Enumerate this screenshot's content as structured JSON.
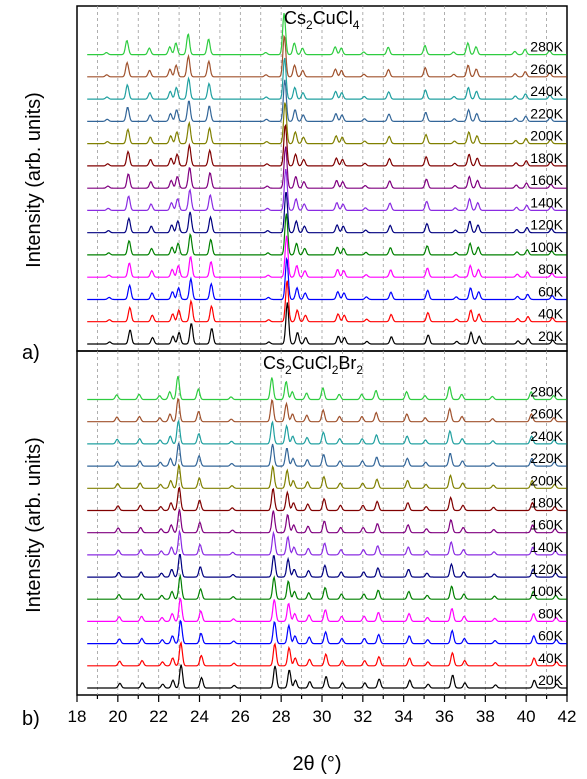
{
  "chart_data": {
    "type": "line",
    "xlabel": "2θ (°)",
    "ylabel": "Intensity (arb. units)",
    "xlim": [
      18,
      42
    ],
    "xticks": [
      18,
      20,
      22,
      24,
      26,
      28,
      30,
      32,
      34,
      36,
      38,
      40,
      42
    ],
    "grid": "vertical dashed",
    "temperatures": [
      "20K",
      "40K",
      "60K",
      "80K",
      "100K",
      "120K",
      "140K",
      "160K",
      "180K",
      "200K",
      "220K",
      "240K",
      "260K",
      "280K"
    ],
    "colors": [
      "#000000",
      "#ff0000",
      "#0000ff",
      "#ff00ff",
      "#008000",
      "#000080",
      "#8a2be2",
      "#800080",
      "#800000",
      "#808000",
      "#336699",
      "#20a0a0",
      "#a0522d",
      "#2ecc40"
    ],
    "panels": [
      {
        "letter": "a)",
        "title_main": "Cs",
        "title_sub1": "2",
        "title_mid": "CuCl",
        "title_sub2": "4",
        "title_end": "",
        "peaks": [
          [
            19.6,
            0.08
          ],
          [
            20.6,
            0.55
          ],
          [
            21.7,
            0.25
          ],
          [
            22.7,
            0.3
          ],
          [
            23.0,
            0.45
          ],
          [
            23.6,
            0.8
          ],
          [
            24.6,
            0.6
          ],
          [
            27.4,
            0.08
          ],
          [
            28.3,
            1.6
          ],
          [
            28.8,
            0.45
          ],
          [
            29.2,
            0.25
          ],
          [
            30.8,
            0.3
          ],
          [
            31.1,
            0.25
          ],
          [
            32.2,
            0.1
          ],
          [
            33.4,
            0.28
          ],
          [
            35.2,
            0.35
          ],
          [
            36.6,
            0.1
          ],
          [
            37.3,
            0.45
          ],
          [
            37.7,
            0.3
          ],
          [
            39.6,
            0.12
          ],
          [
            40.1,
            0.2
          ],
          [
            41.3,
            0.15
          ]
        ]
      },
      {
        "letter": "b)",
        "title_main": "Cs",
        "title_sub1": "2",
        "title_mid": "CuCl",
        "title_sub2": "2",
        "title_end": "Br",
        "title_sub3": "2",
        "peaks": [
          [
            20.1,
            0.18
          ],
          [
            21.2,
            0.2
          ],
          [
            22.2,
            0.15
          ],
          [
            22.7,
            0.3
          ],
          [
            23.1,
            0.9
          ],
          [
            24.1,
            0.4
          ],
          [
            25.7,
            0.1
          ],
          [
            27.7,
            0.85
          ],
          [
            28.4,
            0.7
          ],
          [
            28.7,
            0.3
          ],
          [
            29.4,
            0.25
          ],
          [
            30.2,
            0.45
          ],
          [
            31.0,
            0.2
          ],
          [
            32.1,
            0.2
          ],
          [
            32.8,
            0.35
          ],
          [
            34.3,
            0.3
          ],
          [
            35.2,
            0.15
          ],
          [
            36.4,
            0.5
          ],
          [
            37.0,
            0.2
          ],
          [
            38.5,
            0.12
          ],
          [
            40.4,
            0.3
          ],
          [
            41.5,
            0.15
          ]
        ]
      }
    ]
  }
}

(Requirements): Could you repeat all of the material exactly? Pictures should not be copied.

(Output below):
Enumerate this screenshot's content as structured JSON.
{
  "chart_data": {
    "type": "line",
    "xlabel": "2θ (°)",
    "ylabel": "Intensity (arb. units)",
    "xlim": [
      18,
      42
    ],
    "xticks": [
      18,
      20,
      22,
      24,
      26,
      28,
      30,
      32,
      34,
      36,
      38,
      40,
      42
    ],
    "grid": "vertical dashed",
    "temperatures": [
      "20K",
      "40K",
      "60K",
      "80K",
      "100K",
      "120K",
      "140K",
      "160K",
      "180K",
      "200K",
      "220K",
      "240K",
      "260K",
      "280K"
    ],
    "colors": [
      "#000000",
      "#ff0000",
      "#0000ff",
      "#ff00ff",
      "#008000",
      "#000080",
      "#8a2be2",
      "#800080",
      "#800000",
      "#808000",
      "#336699",
      "#20a0a0",
      "#a0522d",
      "#2ecc40"
    ],
    "panels": [
      {
        "letter": "a)",
        "title_main": "Cs",
        "title_sub1": "2",
        "title_mid": "CuCl",
        "title_sub2": "4",
        "title_end": "",
        "peaks": [
          [
            19.6,
            0.08
          ],
          [
            20.6,
            0.55
          ],
          [
            21.7,
            0.25
          ],
          [
            22.7,
            0.3
          ],
          [
            23.0,
            0.45
          ],
          [
            23.6,
            0.8
          ],
          [
            24.6,
            0.6
          ],
          [
            27.4,
            0.08
          ],
          [
            28.3,
            1.6
          ],
          [
            28.8,
            0.45
          ],
          [
            29.2,
            0.25
          ],
          [
            30.8,
            0.3
          ],
          [
            31.1,
            0.25
          ],
          [
            32.2,
            0.1
          ],
          [
            33.4,
            0.28
          ],
          [
            35.2,
            0.35
          ],
          [
            36.6,
            0.1
          ],
          [
            37.3,
            0.45
          ],
          [
            37.7,
            0.3
          ],
          [
            39.6,
            0.12
          ],
          [
            40.1,
            0.2
          ],
          [
            41.3,
            0.15
          ]
        ]
      },
      {
        "letter": "b)",
        "title_main": "Cs",
        "title_sub1": "2",
        "title_mid": "CuCl",
        "title_sub2": "2",
        "title_end": "Br",
        "title_sub3": "2",
        "peaks": [
          [
            20.1,
            0.18
          ],
          [
            21.2,
            0.2
          ],
          [
            22.2,
            0.15
          ],
          [
            22.7,
            0.3
          ],
          [
            23.1,
            0.9
          ],
          [
            24.1,
            0.4
          ],
          [
            25.7,
            0.1
          ],
          [
            27.7,
            0.85
          ],
          [
            28.4,
            0.7
          ],
          [
            28.7,
            0.3
          ],
          [
            29.4,
            0.25
          ],
          [
            30.2,
            0.45
          ],
          [
            31.0,
            0.2
          ],
          [
            32.1,
            0.2
          ],
          [
            32.8,
            0.35
          ],
          [
            34.3,
            0.3
          ],
          [
            35.2,
            0.15
          ],
          [
            36.4,
            0.5
          ],
          [
            37.0,
            0.2
          ],
          [
            38.5,
            0.12
          ],
          [
            40.4,
            0.3
          ],
          [
            41.5,
            0.15
          ]
        ]
      }
    ]
  }
}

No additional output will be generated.